| Direction |
Compile every line that includes the word "JSON".
+++ Data for this task +++
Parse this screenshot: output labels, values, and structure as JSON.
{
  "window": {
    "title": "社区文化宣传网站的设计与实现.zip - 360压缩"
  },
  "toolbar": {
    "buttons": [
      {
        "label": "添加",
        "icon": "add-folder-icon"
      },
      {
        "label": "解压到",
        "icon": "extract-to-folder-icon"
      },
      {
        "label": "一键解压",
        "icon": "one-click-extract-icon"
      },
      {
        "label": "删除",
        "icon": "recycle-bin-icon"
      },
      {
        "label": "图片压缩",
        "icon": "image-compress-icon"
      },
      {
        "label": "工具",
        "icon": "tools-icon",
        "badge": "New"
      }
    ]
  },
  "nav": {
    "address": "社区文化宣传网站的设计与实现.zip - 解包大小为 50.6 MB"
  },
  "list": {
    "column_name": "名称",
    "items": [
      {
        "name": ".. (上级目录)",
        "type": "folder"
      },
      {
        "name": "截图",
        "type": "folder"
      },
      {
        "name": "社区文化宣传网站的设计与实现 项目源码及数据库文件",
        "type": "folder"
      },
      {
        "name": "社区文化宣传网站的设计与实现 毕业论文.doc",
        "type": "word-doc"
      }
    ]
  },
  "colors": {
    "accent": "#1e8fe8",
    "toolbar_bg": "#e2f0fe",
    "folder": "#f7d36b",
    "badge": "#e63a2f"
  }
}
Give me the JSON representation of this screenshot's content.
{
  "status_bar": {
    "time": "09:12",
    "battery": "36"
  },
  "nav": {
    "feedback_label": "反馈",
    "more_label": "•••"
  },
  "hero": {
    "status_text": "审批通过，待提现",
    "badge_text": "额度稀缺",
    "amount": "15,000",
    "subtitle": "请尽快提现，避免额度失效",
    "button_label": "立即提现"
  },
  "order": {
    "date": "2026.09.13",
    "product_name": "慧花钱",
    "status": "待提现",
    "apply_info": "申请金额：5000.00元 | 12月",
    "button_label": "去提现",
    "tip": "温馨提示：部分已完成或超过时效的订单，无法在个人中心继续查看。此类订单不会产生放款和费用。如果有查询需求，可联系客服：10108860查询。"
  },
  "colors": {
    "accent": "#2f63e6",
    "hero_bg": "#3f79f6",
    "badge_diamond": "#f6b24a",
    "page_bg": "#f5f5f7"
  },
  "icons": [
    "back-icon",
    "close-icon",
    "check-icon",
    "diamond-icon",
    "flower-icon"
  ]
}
+++
| Task response |
Parse this screenshot: output labels, values, and structure as JSON.
Give me the JSON representation of this screenshot's content.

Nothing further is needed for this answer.